◆ TASK DETAILS:
Find each line that has the string "dengan" and give the total, with nothing else.

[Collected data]
[BEGIN]
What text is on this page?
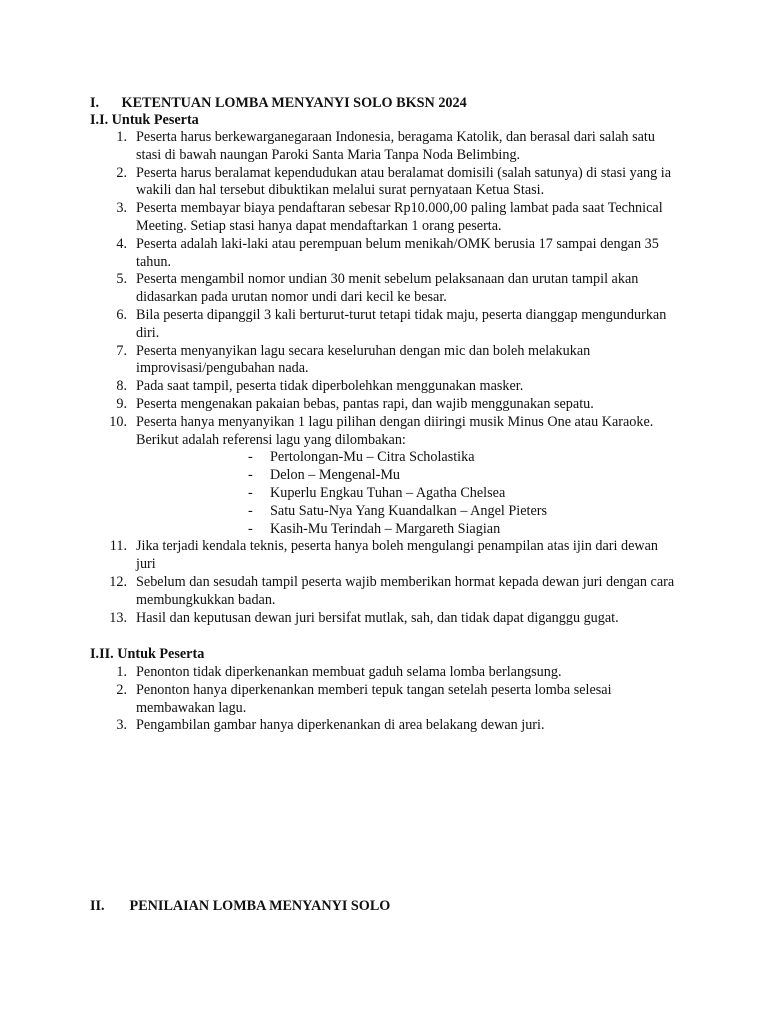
I. KETENTUAN LOMBA MENYANYI SOLO BKSN 2024
I.I. Untuk Peserta
1. Peserta harus berkewarganegaraan Indonesia, beragama Katolik, dan berasal dari salah satu stasi di bawah naungan Paroki Santa Maria Tanpa Noda Belimbing.
2. Peserta harus beralamat kependudukan atau beralamat domisili (salah satunya) di stasi yang ia wakili dan hal tersebut dibuktikan melalui surat pernyataan Ketua Stasi.
3. Peserta membayar biaya pendaftaran sebesar Rp10.000,00 paling lambat pada saat Technical Meeting. Setiap stasi hanya dapat mendaftarkan 1 orang peserta.
4. Peserta adalah laki-laki atau perempuan belum menikah/OMK berusia 17 sampai dengan 35 tahun.
5. Peserta mengambil nomor undian 30 menit sebelum pelaksanaan dan urutan tampil akan didasarkan pada urutan nomor undi dari kecil ke besar.
6. Bila peserta dipanggil 3 kali berturut-turut tetapi tidak maju, peserta dianggap mengundurkan diri.
7. Peserta menyanyikan lagu secara keseluruhan dengan mic dan boleh melakukan improvisasi/pengubahan nada.
8. Pada saat tampil, peserta tidak diperbolehkan menggunakan masker.
9. Peserta mengenakan pakaian bebas, pantas rapi, dan wajib menggunakan sepatu.
10. Peserta hanya menyanyikan 1 lagu pilihan dengan diiringi musik Minus One atau Karaoke. Berikut adalah referensi lagu yang dilombakan:
- Pertolongan-Mu – Citra Scholastika
- Delon – Mengenal-Mu
- Kuperlu Engkau Tuhan – Agatha Chelsea
- Satu Satu-Nya Yang Kuandalkan – Angel Pieters
- Kasih-Mu Terindah – Margareth Siagian
11. Jika terjadi kendala teknis, peserta hanya boleh mengulangi penampilan atas ijin dari dewan juri
12. Sebelum dan sesudah tampil peserta wajib memberikan hormat kepada dewan juri dengan cara membungkukkan badan.
13. Hasil dan keputusan dewan juri bersifat mutlak, sah, dan tidak dapat diganggu gugat.
I.II. Untuk Peserta
1. Penonton tidak diperkenankan membuat gaduh selama lomba berlangsung.
2. Penonton hanya diperkenankan memberi tepuk tangan setelah peserta lomba selesai membawakan lagu.
3. Pengambilan gambar hanya diperkenankan di area belakang dewan juri.
II. PENILAIAN LOMBA MENYANYI SOLO
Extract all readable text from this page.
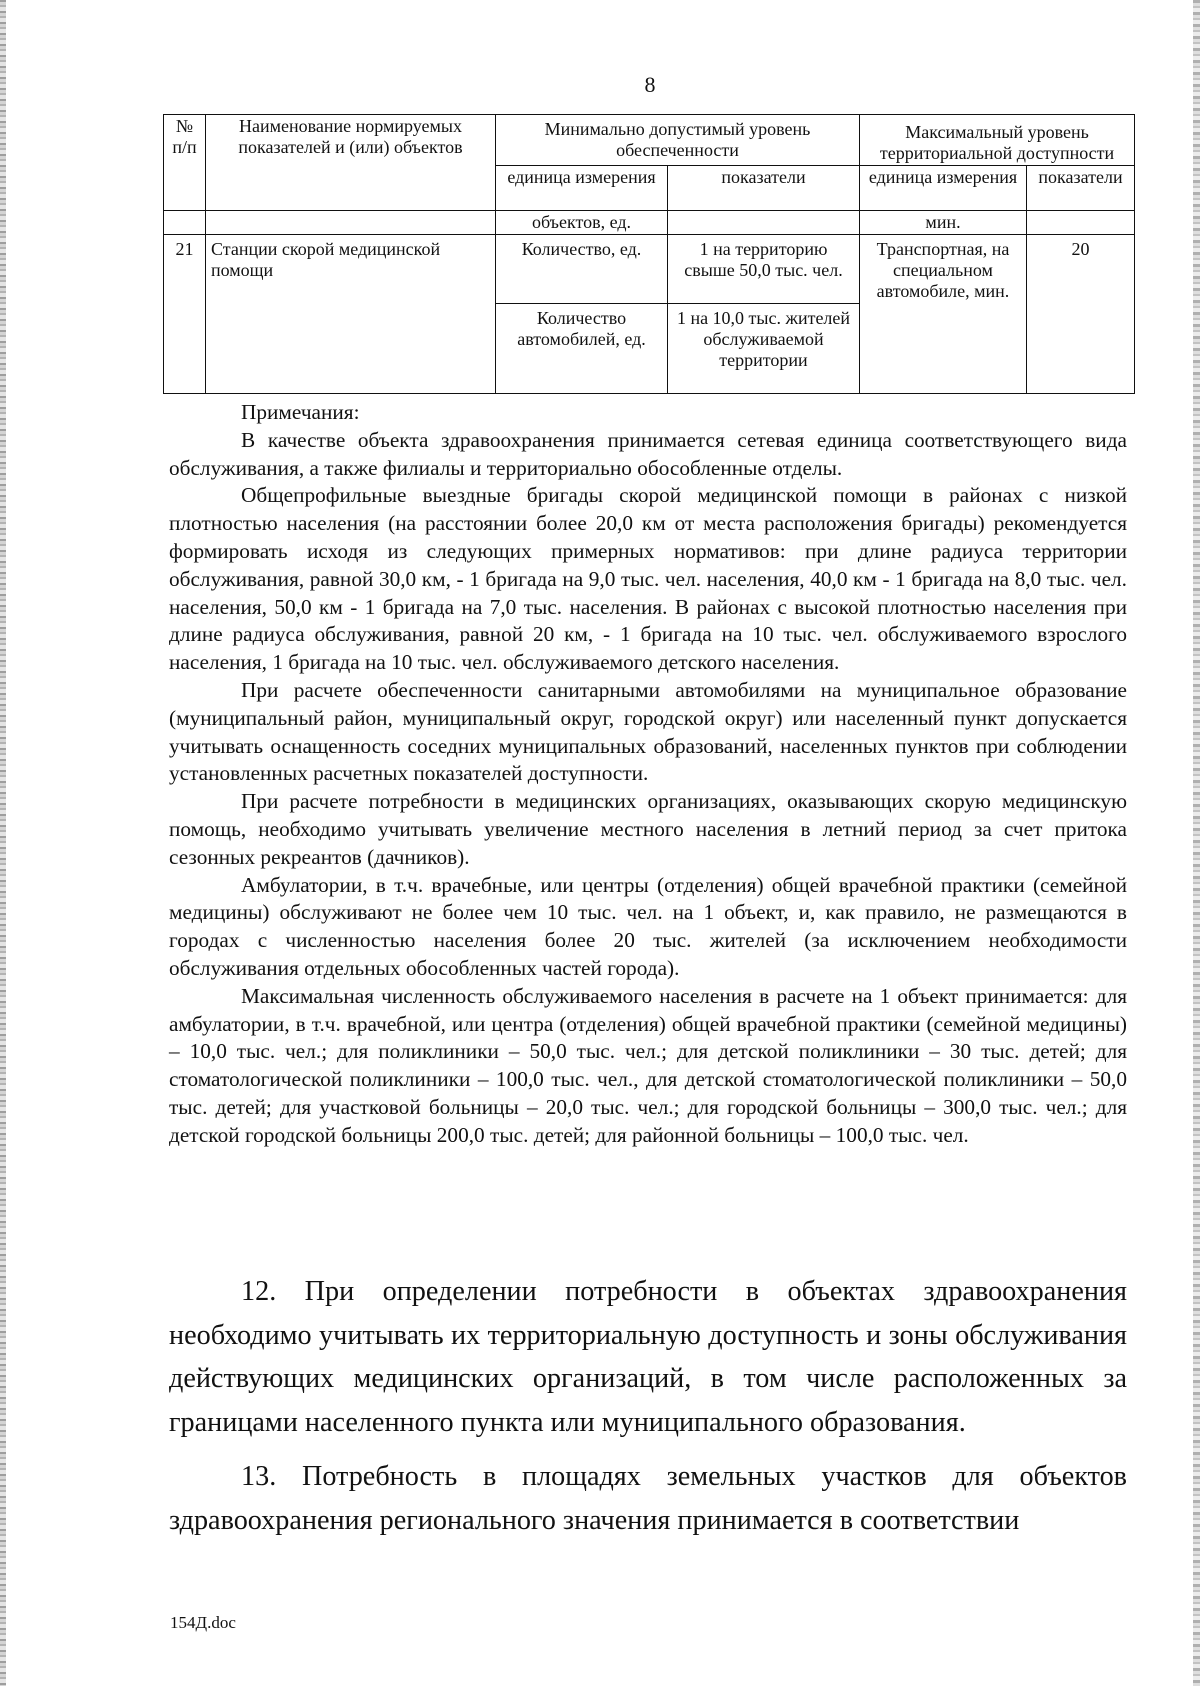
8
№ п/п	Наименование нормируемых показателей и (или) объектов	Минимально допустимый уровень обеспеченности		Максимальный уровень территориальной доступности	
		единица измерения	показатели	единица измерения	показатели
		объектов, ед.		мин.	
21	Станции скорой медицинской помощи	Количество, ед.	1 на территорию свыше 50,0 тыс. чел.	Транспортная, на специальном автомобиле, мин.	20
		Количество автомобилей, ед.	1 на 10,0 тыс. жителей обслуживаемой территории		

Примечания:

В качестве объекта здравоохранения принимается сетевая единица соответствующего вида обслуживания, а также филиалы и территориально обособленные отделы.

Общепрофильные выездные бригады скорой медицинской помощи в районах с низкой плотностью населения (на расстоянии более 20,0 км от места расположения бригады) рекомендуется формировать исходя из следующих примерных нормативов: при длине радиуса территории обслуживания, равной 30,0 км, - 1 бригада на 9,0 тыс. чел. населения, 40,0 км - 1 бригада на 8,0 тыс. чел. населения, 50,0 км - 1 бригада на 7,0 тыс. населения. В районах с высокой плотностью населения при длине радиуса обслуживания, равной 20 км, - 1 бригада на 10 тыс. чел. обслуживаемого взрослого населения, 1 бригада на 10 тыс. чел. обслуживаемого детского населения.

При расчете обеспеченности санитарными автомобилями на муниципальное образование (муниципальный район, муниципальный округ, городской округ) или населенный пункт допускается учитывать оснащенность соседних муниципальных образований, населенных пунктов при соблюдении установленных расчетных показателей доступности.

При расчете потребности в медицинских организациях, оказывающих скорую медицинскую помощь, необходимо учитывать увеличение местного населения в летний период за счет притока сезонных рекреантов (дачников).

Амбулатории, в т.ч. врачебные, или центры (отделения) общей врачебной практики (семейной медицины) обслуживают не более чем 10 тыс. чел. на 1 объект, и, как правило, не размещаются в городах с численностью населения более 20 тыс. жителей (за исключением необходимости обслуживания отдельных обособленных частей города).

Максимальная численность обслуживаемого населения в расчете на 1 объект принимается: для амбулатории, в т.ч. врачебной, или центра (отделения) общей врачебной практики (семейной медицины) – 10,0 тыс. чел.; для поликлиники – 50,0 тыс. чел.; для детской поликлиники – 30 тыс. детей; для стоматологической поликлиники – 100,0 тыс. чел., для детской стоматологической поликлиники – 50,0 тыс. детей; для участковой больницы – 20,0 тыс. чел.; для городской больницы – 300,0 тыс. чел.; для детской городской больницы 200,0 тыс. детей; для районной больницы – 100,0 тыс. чел.

12. При определении потребности в объектах здравоохранения необходимо учитывать их территориальную доступность и зоны обслуживания действующих медицинских организаций, в том числе расположенных за границами населенного пункта или муниципального образования.

13. Потребность в площадях земельных участков для объектов здравоохранения регионального значения принимается в соответствии

154Д.doc
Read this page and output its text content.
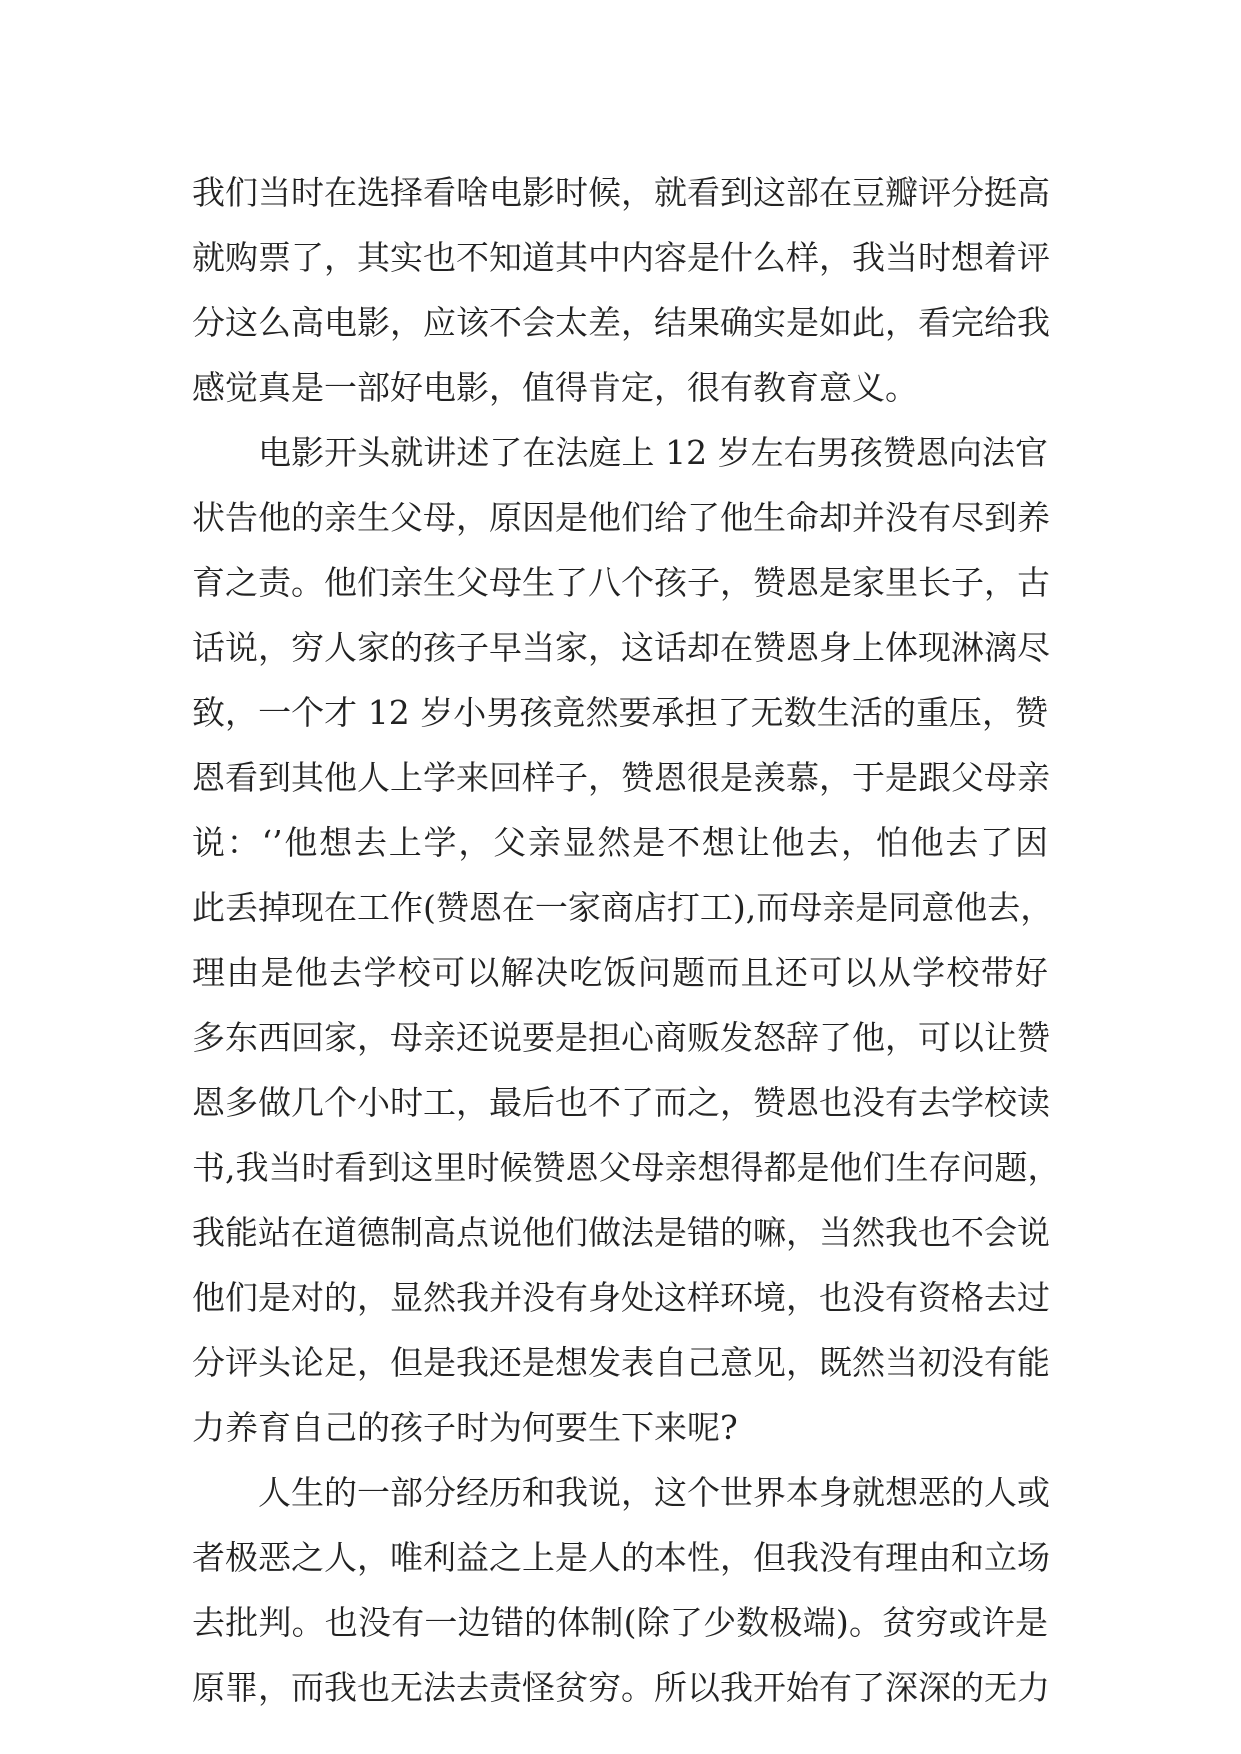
我们当时在选择看啥电影时候，就看到这部在豆瓣评分挺高
就购票了，其实也不知道其中内容是什么样，我当时想着评
分这么高电影，应该不会太差，结果确实是如此，看完给我
感觉真是一部好电影，值得肯定，很有教育意义。
　　电影开头就讲述了在法庭上 12 岁左右男孩赞恩向法官
状告他的亲生父母，原因是他们给了他生命却并没有尽到养
育之责。他们亲生父母生了八个孩子，赞恩是家里长子，古
话说，穷人家的孩子早当家，这话却在赞恩身上体现淋漓尽
致，一个才 12 岁小男孩竟然要承担了无数生活的重压，赞
恩看到其他人上学来回样子，赞恩很是羡慕，于是跟父母亲
说：‘’他想去上学，父亲显然是不想让他去，怕他去了因
此丢掉现在工作(赞恩在一家商店打工),而母亲是同意他去，
理由是他去学校可以解决吃饭问题而且还可以从学校带好
多东西回家，母亲还说要是担心商贩发怒辞了他，可以让赞
恩多做几个小时工，最后也不了而之，赞恩也没有去学校读
书,我当时看到这里时候赞恩父母亲想得都是他们生存问题，
我能站在道德制高点说他们做法是错的嘛，当然我也不会说
他们是对的，显然我并没有身处这样环境，也没有资格去过
分评头论足，但是我还是想发表自己意见，既然当初没有能
力养育自己的孩子时为何要生下来呢?
　　人生的一部分经历和我说，这个世界本身就想恶的人或
者极恶之人，唯利益之上是人的本性，但我没有理由和立场
去批判。也没有一边错的体制(除了少数极端)。贫穷或许是
原罪，而我也无法去责怪贫穷。所以我开始有了深深的无力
[END]
◆ COMPLETED TASK:
4